## Begin Extracted entries
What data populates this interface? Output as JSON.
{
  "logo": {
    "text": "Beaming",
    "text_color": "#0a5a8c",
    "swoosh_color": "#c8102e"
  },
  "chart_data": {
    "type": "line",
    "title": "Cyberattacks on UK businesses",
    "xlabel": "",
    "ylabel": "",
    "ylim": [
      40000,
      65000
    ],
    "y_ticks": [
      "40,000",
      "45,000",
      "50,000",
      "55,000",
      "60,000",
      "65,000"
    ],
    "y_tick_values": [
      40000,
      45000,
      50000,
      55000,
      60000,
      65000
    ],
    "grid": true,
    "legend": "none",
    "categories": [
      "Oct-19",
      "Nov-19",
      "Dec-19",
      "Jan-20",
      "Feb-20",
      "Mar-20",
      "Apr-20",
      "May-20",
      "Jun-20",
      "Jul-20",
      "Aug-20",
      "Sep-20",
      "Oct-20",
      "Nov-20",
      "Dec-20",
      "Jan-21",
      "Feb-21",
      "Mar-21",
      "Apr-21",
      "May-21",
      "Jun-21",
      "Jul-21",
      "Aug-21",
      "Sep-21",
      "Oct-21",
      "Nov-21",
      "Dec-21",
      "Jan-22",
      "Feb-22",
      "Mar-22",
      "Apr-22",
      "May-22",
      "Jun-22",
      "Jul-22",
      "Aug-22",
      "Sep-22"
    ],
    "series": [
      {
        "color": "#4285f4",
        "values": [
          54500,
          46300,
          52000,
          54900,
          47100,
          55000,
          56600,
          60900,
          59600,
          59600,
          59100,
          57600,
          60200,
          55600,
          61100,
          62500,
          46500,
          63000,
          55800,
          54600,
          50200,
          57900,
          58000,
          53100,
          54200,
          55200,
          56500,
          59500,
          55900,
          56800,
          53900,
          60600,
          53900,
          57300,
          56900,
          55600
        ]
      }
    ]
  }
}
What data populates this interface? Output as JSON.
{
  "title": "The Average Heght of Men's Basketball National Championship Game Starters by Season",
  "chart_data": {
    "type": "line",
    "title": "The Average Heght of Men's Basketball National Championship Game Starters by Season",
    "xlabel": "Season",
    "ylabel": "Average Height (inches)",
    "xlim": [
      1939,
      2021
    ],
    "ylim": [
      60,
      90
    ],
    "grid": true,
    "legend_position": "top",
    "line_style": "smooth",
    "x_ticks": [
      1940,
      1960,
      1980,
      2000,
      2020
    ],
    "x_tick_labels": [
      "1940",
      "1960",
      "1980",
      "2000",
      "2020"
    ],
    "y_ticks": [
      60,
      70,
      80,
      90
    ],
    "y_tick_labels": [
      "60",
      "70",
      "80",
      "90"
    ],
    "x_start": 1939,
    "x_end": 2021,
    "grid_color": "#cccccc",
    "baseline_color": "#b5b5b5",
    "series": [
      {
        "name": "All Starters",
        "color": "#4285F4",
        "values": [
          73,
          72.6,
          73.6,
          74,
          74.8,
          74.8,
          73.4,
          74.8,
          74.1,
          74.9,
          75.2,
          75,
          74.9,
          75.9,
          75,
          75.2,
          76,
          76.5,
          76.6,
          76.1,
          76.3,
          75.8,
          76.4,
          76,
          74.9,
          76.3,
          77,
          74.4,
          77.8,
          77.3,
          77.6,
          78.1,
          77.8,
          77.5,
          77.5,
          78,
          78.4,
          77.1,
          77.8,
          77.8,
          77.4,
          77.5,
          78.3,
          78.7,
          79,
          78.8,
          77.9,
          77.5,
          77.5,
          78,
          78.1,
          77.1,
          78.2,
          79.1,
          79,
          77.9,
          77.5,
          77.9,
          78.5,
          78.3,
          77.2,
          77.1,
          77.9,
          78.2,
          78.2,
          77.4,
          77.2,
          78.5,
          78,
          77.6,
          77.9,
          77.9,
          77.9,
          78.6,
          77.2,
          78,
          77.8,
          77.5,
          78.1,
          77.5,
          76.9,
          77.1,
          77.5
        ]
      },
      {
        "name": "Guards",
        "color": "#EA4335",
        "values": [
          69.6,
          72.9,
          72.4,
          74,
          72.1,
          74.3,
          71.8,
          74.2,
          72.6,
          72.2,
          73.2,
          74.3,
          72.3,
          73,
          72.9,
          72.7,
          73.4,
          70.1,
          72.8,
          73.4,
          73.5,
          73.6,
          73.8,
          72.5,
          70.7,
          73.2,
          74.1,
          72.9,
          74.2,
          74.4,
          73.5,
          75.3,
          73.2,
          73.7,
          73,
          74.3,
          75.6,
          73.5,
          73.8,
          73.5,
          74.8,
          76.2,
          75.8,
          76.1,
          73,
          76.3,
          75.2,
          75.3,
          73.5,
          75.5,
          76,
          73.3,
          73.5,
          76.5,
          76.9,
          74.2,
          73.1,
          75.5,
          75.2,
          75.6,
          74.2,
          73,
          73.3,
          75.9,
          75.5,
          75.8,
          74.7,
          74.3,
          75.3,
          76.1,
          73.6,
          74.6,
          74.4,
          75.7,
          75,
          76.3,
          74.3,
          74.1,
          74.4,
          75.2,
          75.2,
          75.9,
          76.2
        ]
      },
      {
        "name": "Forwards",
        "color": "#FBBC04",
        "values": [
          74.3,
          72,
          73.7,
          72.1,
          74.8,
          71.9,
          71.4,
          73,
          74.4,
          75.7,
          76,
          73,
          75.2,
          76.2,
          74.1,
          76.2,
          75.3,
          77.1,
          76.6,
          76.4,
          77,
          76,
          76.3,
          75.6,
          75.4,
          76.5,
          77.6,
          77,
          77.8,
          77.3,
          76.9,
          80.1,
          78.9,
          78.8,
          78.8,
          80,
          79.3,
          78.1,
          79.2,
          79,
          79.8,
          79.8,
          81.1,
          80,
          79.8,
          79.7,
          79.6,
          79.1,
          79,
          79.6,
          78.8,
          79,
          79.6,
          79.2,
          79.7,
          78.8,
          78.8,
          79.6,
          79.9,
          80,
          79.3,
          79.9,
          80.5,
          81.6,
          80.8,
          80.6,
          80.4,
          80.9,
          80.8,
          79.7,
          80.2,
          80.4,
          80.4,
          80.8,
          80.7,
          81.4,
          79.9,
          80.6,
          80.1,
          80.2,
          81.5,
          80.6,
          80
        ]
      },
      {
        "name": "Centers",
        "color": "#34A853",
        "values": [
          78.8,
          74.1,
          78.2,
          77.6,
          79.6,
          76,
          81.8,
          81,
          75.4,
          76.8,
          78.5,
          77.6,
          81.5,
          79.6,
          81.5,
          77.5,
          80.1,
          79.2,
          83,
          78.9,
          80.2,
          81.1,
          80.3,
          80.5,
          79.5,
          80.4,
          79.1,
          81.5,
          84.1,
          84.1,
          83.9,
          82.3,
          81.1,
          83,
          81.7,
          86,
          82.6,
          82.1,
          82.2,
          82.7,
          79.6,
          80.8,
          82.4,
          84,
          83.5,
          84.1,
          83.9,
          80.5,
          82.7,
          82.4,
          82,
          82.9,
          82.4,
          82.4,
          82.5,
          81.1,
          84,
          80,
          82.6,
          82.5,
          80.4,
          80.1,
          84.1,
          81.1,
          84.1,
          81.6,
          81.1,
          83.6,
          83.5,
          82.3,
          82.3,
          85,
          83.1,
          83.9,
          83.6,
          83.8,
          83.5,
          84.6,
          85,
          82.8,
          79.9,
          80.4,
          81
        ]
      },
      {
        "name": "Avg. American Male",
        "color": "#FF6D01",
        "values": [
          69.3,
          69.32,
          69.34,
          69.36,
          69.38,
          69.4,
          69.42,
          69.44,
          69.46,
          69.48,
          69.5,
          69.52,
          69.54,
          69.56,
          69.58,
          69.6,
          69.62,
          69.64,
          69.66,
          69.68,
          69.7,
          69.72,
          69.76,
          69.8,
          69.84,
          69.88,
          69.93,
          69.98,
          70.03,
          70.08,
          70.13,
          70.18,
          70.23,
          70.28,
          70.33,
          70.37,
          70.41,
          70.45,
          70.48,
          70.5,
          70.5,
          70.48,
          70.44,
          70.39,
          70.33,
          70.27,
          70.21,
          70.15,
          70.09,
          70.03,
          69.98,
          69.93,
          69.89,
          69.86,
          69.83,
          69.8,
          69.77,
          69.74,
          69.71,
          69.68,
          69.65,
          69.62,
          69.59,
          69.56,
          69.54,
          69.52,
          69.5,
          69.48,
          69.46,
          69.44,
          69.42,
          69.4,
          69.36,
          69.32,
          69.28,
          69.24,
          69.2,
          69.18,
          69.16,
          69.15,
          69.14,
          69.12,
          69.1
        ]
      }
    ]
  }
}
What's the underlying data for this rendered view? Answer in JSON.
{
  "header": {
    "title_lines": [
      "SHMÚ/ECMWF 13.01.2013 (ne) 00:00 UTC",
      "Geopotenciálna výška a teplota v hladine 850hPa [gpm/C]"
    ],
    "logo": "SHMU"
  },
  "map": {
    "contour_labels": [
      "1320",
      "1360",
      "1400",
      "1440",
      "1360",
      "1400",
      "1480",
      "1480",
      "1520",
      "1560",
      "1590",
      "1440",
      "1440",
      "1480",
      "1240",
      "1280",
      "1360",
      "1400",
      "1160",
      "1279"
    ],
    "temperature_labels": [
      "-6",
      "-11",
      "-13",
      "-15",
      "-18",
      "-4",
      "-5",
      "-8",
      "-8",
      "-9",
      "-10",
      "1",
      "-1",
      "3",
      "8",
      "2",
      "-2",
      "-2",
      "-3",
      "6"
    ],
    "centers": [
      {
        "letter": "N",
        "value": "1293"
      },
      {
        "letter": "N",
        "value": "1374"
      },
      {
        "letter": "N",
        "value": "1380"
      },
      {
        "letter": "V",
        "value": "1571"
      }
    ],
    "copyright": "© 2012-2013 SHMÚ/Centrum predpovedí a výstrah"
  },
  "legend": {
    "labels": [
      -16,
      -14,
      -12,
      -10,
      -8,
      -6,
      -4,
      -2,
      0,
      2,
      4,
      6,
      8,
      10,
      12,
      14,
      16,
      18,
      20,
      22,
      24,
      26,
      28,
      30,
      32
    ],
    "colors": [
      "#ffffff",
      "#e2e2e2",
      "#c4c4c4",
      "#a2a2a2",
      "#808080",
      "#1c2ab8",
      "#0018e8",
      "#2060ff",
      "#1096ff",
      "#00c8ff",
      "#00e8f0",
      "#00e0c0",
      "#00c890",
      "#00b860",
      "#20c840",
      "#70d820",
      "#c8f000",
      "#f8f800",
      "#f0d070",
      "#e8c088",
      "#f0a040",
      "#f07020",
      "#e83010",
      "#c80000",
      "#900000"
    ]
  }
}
## End Extracted entries
→ Exercise requirements: Find how many lines include the string "National" and report that number alone.

→ Task solution: 2